EXERCISE GOAL: Look through the lines below and extract any with the word "国际运输保险费".

>> START INPUT ROWS

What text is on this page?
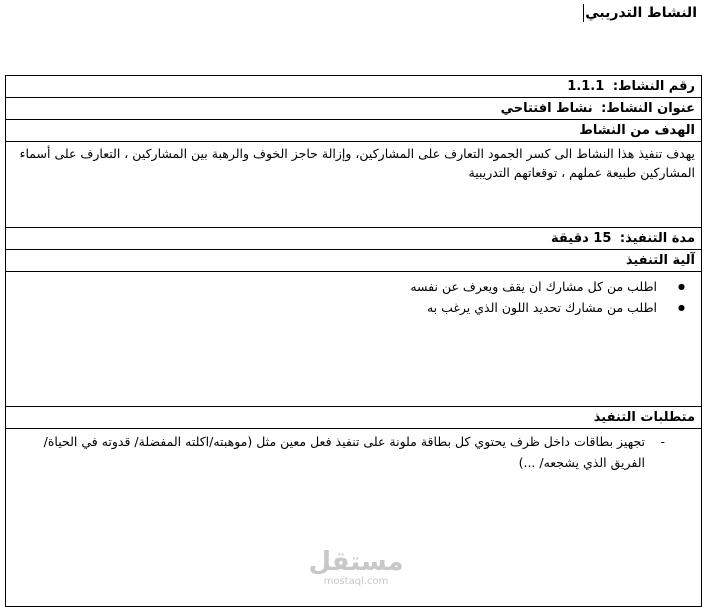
النشاط التدريبي
رقم النشاط: 1.1.1
عنوان النشاط: نشاط افتتاحي
الهدف من النشاط
يهدف تنفيذ هذا النشاط الى كسر الجمود التعارف على المشاركين، وإزالة حاجز الخوف والرهبة بين المشاركين ، التعارف على أسماء المشاركين طبيعة عملهم ، توقعاتهم التدريبية
مدة التنفيذ: 15 دقيقة
آلية التنفيذ
● اطلب من كل مشارك ان يقف ويعرف عن نفسه
● اطلب من مشارك تحديد اللون الذي يرغب به
متطلبات التنفيذ
-
تجهيز بطاقات داخل ظرف يحتوي كل بطاقة ملونة على تنفيذ فعل معين مثل (موهبته/اكلته المفضلة/ قدوته في الحياة/ الفريق الذي يشجعه/ ...)
مستقل
mostaql.com
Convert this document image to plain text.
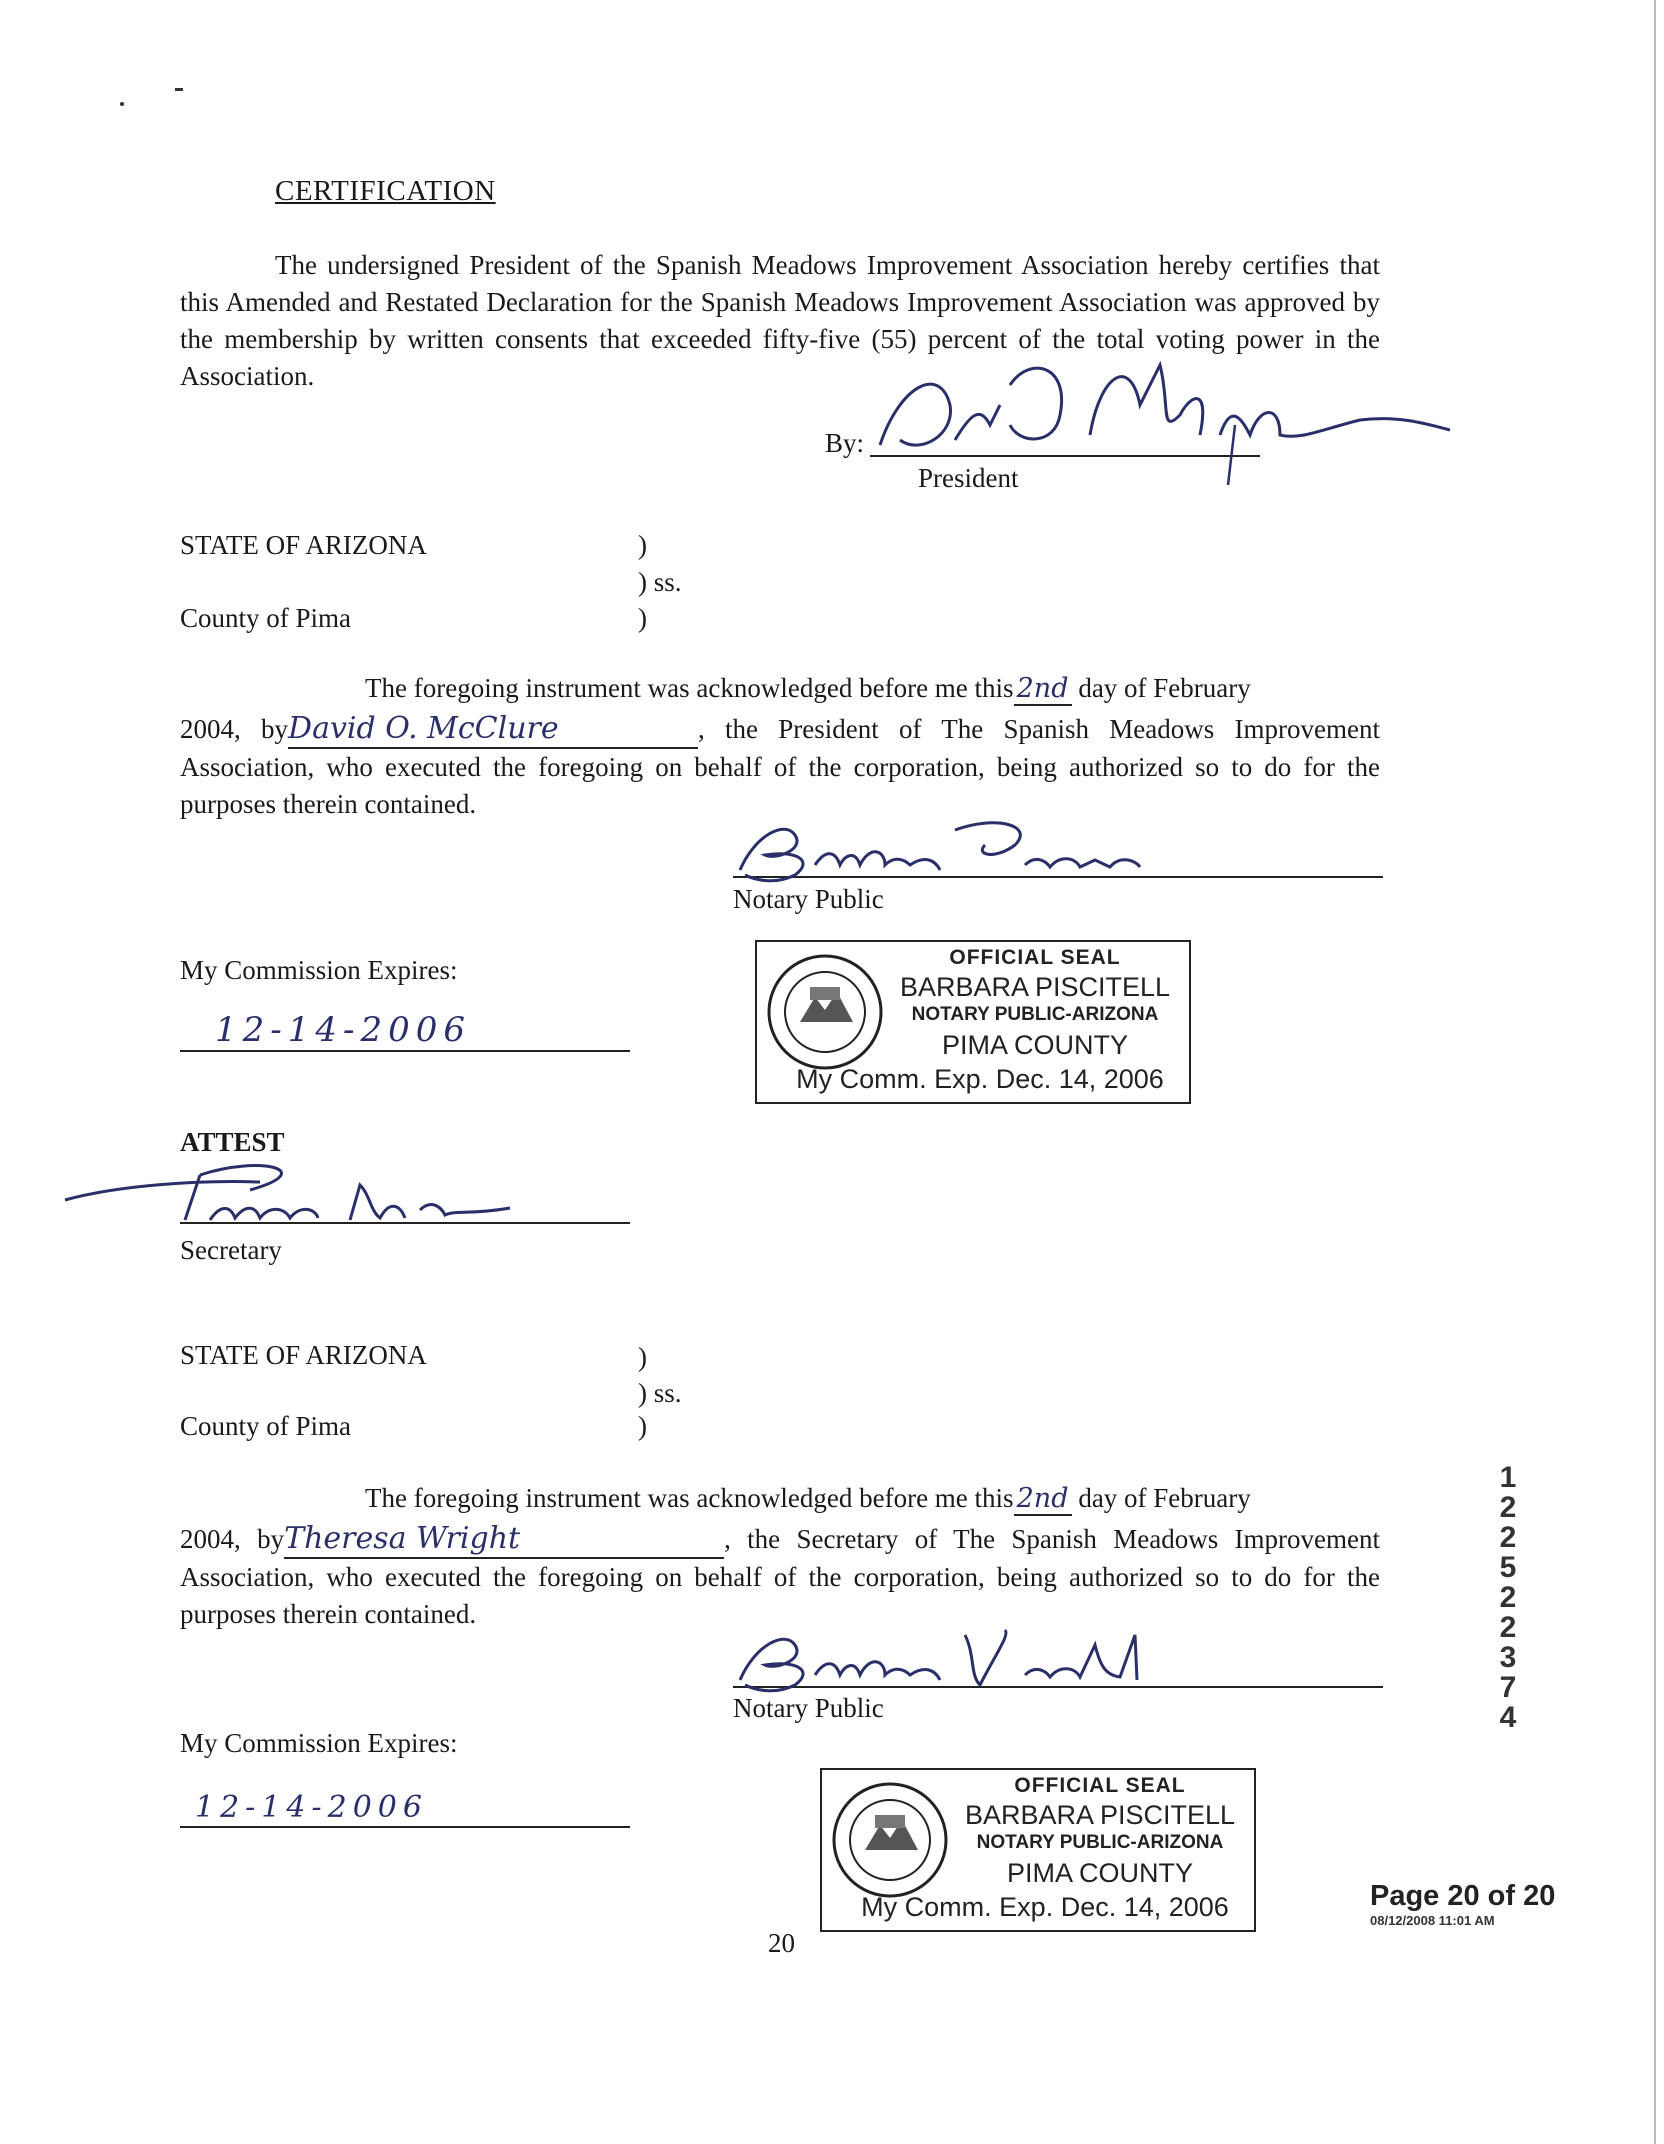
CERTIFICATION
The undersigned President of the Spanish Meadows Improvement Association hereby certifies that this Amended and Restated Declaration for the Spanish Meadows Improvement Association was approved by the membership by written consents that exceeded fifty-five (55) percent of the total voting power in the Association.
By:
President
STATE OF ARIZONA	)
) ss.
County of Pima	)
The foregoing instrument was acknowledged before me this 2nd day of February
2004, byDavid O. McClure	, the President of The Spanish Meadows Improvement Association, who executed the foregoing on behalf of the corporation, being authorized so to do for the purposes therein contained.
Notary Public
My Commission Expires:
12-14-2006
OFFICIAL SEAL
BARBARA PISCITELL
NOTARY PUBLIC-ARIZONA
PIMA COUNTY
My Comm. Exp. Dec. 14, 2006
ATTEST
Secretary
STATE OF ARIZONA	)
) ss.
County of Pima	)
The foregoing instrument was acknowledged before me this 2nd day of February
2004, byTheresa Wright	, the Secretary of The Spanish Meadows Improvement Association, who executed the foregoing on behalf of the corporation, being authorized so to do for the purposes therein contained.
Notary Public
My Commission Expires:
12-14-2006
OFFICIAL SEAL
BARBARA PISCITELL
NOTARY PUBLIC-ARIZONA
PIMA COUNTY
My Comm. Exp. Dec. 14, 2006
1 2 2 5 2   2 3 7 4
20
Page 20 of 20
08/12/2008 11:01 AM
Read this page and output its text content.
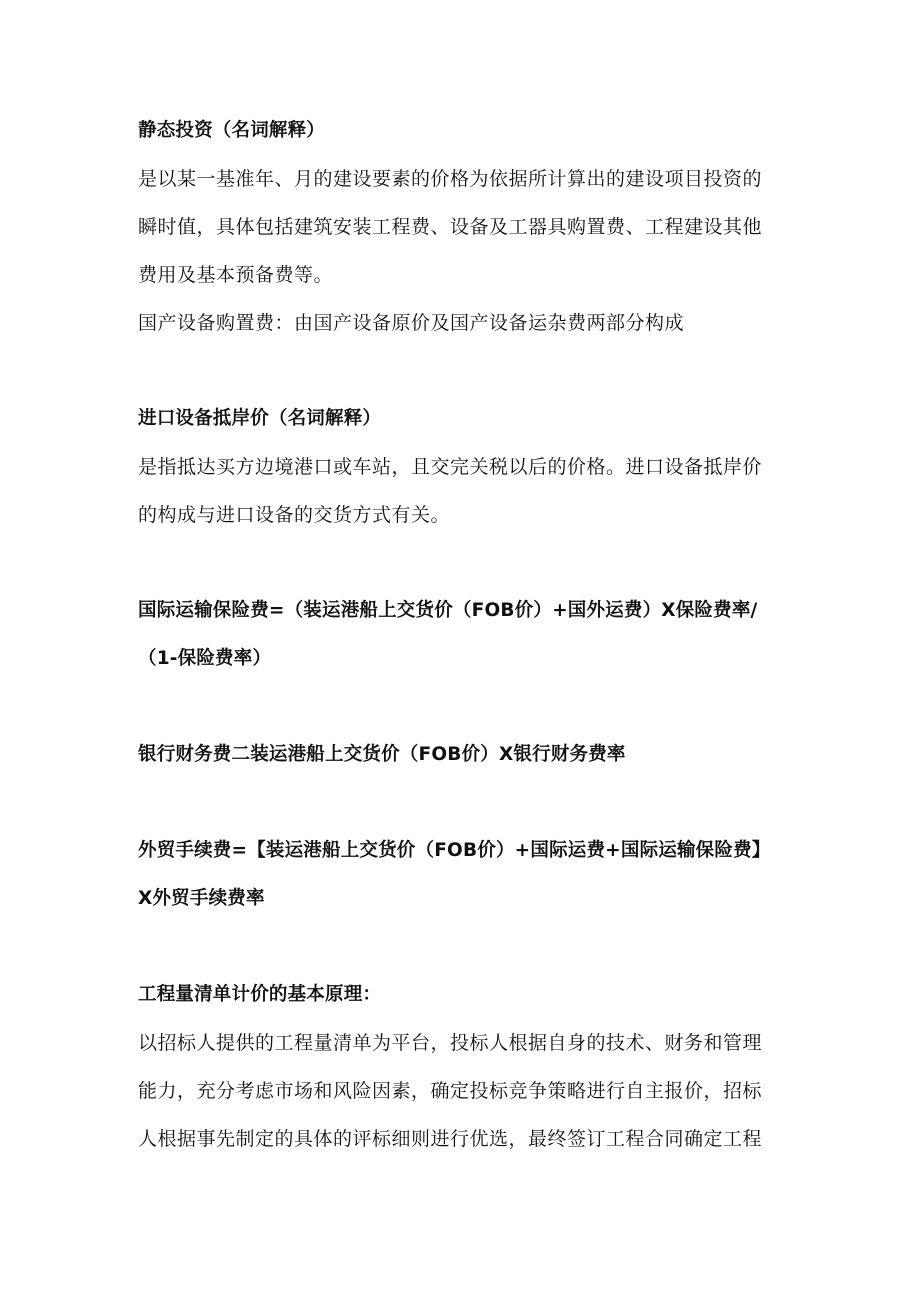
静态投资（名词解释）
是以某一基准年、月的建设要素的价格为依据所计算出的建设项目投资的
瞬时值，具体包括建筑安装工程费、设备及工器具购置费、工程建设其他
费用及基本预备费等。
国产设备购置费：由国产设备原价及国产设备运杂费两部分构成
进口设备抵岸价（名词解释）
是指抵达买方边境港口或车站，且交完关税以后的价格。进口设备抵岸价
的构成与进口设备的交货方式有关。
国际运输保险费=（装运港船上交货价（FOB价）+国外运费）X保险费率/
（1-保险费率）
银行财务费二装运港船上交货价（FOB价）X银行财务费率
外贸手续费=【装运港船上交货价（FOB价）+国际运费+国际运输保险费】
X外贸手续费率
工程量清单计价的基本原理：
以招标人提供的工程量清单为平台，投标人根据自身的技术、财务和管理
能力，充分考虑市场和风险因素，确定投标竞争策略进行自主报价，招标
人根据事先制定的具体的评标细则进行优选，最终签订工程合同确定工程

>> END INPUT ROWS

RESULT OF THE EXERCISE:
国际运输保险费=（装运港船上交货价（FOB价）+国外运费）X保险费率/
外贸手续费=【装运港船上交货价（FOB价）+国际运费+国际运输保险费】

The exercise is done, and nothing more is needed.